▶ [SET EXERCISE]
Copy out every line exactly, passing over the pictures.

▶ [EXTRACTED MATERIAL]

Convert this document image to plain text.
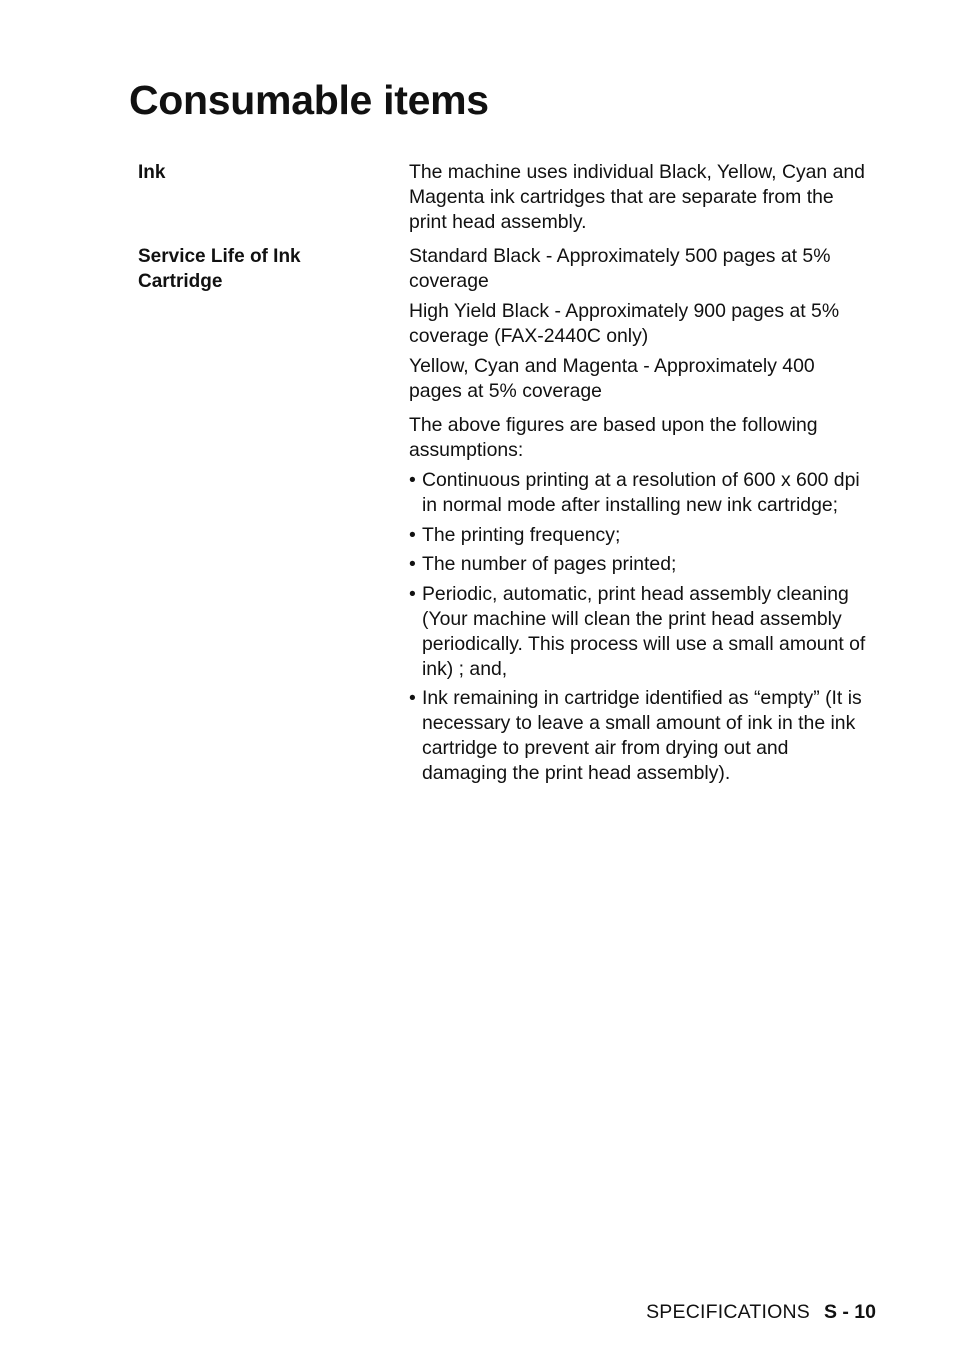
Consumable items
Ink	The machine uses individual Black, Yellow, Cyan and Magenta ink cartridges that are separate from the print head assembly.

Service Life of Ink Cartridge

Standard Black - Approximately 500 pages at 5% coverage

High Yield Black - Approximately 900 pages at 5% coverage (FAX-2440C only)

Yellow, Cyan and Magenta - Approximately 400 pages at 5% coverage

The above figures are based upon the following assumptions:

• Continuous printing at a resolution of 600 x 600 dpi in normal mode after installing new ink cartridge;
• The printing frequency;
• The number of pages printed;
• Periodic, automatic, print head assembly cleaning (Your machine will clean the print head assembly periodically. This process will use a small amount of ink) ; and,
• Ink remaining in cartridge identified as “empty” (It is necessary to leave a small amount of ink in the ink cartridge to prevent air from drying out and damaging the print head assembly).
SPECIFICATIONS S - 10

▶ [WRITTEN SOLUTION]
Convert this document image to plain text.
Consumable items
Ink	The machine uses individual Black, Yellow, Cyan and Magenta ink cartridges that are separate from the print head assembly.

Service Life of Ink Cartridge

Standard Black - Approximately 500 pages at 5% coverage

High Yield Black - Approximately 900 pages at 5% coverage (FAX-2440C only)

Yellow, Cyan and Magenta - Approximately 400 pages at 5% coverage

The above figures are based upon the following assumptions:

• Continuous printing at a resolution of 600 x 600 dpi in normal mode after installing new ink cartridge;
• The printing frequency;
• The number of pages printed;
• Periodic, automatic, print head assembly cleaning (Your machine will clean the print head assembly periodically. This process will use a small amount of ink) ; and,
• Ink remaining in cartridge identified as “empty” (It is necessary to leave a small amount of ink in the ink cartridge to prevent air from drying out and damaging the print head assembly).
SPECIFICATIONS S - 10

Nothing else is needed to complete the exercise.